* _Task 1_: Switch "print-button" to "printer-button" in the records, within the part that opens with the first line and closes with the line containing "423, 311, 455]". Give that part again with everything else unchanged.

3. TERM AND TERMINATION.
3.1 TERM. This Agreement shall remain in effect for the Term.
Commencing with the first day of the Initial Term, the Term shall renew each day
such that the Term remains a one-year term from day-to-day thereafter unless
either party gives written notice to the other of its or his intent that the
automatic renewals shall cease. In the event such notice of non-renewal is
properly given, this Agreement and the Term shall expire on the first
anniversary of the thirtieth (30th) day following the date such written notice
is received.

* _Task 2_: Under the term and termination clause, when do the Agreement and the Term expire once notice of non-renewal is properly given?

* _Given data_:
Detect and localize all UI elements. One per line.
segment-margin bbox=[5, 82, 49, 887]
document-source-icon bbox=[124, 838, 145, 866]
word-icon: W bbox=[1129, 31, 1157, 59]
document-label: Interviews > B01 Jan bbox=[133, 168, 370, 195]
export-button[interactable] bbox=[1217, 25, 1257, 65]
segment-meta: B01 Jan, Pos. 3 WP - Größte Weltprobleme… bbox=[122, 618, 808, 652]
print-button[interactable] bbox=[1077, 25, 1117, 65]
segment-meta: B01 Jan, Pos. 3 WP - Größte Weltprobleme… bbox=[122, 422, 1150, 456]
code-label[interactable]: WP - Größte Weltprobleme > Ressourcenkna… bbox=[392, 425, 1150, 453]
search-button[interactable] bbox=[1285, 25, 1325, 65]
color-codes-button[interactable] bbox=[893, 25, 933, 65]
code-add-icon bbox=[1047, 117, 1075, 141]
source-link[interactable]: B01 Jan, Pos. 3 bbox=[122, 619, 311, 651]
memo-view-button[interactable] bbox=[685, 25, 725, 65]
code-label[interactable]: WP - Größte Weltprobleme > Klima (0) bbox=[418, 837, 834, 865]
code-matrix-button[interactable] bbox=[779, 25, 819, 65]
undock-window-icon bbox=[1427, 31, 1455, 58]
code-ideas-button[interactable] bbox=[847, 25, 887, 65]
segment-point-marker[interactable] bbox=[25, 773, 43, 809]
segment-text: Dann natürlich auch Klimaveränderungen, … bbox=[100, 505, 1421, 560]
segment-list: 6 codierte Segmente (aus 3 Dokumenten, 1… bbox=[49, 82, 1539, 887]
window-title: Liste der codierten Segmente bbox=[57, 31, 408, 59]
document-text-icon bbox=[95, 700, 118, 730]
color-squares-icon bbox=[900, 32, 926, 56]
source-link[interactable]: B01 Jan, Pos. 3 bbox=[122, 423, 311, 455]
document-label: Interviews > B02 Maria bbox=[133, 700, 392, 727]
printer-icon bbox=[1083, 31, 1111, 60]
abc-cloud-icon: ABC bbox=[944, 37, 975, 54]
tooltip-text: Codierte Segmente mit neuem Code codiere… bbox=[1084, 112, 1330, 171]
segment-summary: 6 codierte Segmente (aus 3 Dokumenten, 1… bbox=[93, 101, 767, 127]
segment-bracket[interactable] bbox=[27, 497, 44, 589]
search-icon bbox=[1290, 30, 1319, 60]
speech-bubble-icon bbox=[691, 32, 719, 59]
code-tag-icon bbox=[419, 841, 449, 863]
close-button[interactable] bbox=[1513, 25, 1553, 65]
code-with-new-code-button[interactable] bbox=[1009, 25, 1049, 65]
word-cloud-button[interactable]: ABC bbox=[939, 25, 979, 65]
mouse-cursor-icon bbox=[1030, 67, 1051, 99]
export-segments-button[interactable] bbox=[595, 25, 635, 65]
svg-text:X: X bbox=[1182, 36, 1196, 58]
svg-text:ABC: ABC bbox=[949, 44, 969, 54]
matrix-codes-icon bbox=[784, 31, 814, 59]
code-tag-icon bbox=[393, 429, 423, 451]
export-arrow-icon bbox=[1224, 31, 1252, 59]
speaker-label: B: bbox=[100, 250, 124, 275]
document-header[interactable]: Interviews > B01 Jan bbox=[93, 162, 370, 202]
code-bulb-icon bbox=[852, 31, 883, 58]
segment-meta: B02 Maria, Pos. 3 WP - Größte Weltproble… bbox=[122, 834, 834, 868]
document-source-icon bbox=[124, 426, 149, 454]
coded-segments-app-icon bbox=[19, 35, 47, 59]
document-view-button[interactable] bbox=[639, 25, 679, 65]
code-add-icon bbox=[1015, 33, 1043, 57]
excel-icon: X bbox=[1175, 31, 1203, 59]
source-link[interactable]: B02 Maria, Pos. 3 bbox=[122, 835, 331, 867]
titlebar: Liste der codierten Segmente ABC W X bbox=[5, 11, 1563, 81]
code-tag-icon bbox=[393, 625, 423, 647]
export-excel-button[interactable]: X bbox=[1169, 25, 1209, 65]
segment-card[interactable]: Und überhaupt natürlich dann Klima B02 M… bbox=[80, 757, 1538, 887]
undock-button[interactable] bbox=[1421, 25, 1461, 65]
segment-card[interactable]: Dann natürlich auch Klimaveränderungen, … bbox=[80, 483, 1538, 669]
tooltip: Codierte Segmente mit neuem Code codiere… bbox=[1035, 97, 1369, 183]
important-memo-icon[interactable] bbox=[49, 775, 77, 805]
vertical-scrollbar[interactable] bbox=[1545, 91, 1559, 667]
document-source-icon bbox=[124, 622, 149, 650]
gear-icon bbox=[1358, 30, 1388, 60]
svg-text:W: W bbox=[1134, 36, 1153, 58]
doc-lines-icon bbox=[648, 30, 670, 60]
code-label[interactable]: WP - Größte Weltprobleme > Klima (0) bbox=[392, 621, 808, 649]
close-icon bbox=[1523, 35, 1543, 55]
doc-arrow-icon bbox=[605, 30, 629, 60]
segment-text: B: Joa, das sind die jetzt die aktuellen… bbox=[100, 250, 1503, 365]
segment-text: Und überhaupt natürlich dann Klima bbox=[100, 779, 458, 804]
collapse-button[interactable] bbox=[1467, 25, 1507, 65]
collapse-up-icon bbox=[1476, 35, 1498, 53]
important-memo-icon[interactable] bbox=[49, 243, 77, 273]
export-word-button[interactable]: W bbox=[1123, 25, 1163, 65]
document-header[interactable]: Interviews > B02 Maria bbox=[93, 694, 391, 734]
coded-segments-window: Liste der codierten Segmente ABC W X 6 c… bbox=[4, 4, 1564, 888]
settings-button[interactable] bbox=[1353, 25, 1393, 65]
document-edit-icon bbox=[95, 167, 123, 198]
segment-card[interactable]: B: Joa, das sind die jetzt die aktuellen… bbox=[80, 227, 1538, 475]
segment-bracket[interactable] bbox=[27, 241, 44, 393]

* _Written solution 1_:
Detect and localize all UI elements. One per line.
segment-margin bbox=[5, 82, 49, 887]
document-source-icon bbox=[124, 838, 145, 866]
word-icon: W bbox=[1129, 31, 1157, 59]
document-label: Interviews > B01 Jan bbox=[133, 168, 370, 195]
export-button[interactable] bbox=[1217, 25, 1257, 65]
segment-meta: B01 Jan, Pos. 3 WP - Größte Weltprobleme… bbox=[122, 618, 808, 652]
printer-button[interactable] bbox=[1077, 25, 1117, 65]
segment-meta: B01 Jan, Pos. 3 WP - Größte Weltprobleme… bbox=[122, 422, 1150, 456]
code-label[interactable]: WP - Größte Weltprobleme > Ressourcenkna… bbox=[392, 425, 1150, 453]
search-button[interactable] bbox=[1285, 25, 1325, 65]
color-codes-button[interactable] bbox=[893, 25, 933, 65]
code-add-icon bbox=[1047, 117, 1075, 141]
source-link[interactable]: B01 Jan, Pos. 3 bbox=[122, 619, 311, 651]
memo-view-button[interactable] bbox=[685, 25, 725, 65]
code-label[interactable]: WP - Größte Weltprobleme > Klima (0) bbox=[418, 837, 834, 865]
code-matrix-button[interactable] bbox=[779, 25, 819, 65]
undock-window-icon bbox=[1427, 31, 1455, 58]
code-ideas-button[interactable] bbox=[847, 25, 887, 65]
segment-point-marker[interactable] bbox=[25, 773, 43, 809]
segment-text: Dann natürlich auch Klimaveränderungen, … bbox=[100, 505, 1421, 560]
segment-list: 6 codierte Segmente (aus 3 Dokumenten, 1… bbox=[49, 82, 1539, 887]
window-title: Liste der codierten Segmente bbox=[57, 31, 408, 59]
document-text-icon bbox=[95, 700, 118, 730]
color-squares-icon bbox=[900, 32, 926, 56]
source-link[interactable]: B01 Jan, Pos. 3 bbox=[122, 423, 311, 455]

* _Written solution 2_: On the first anniversary of the thirtieth (30th) day following the date the written notice is received.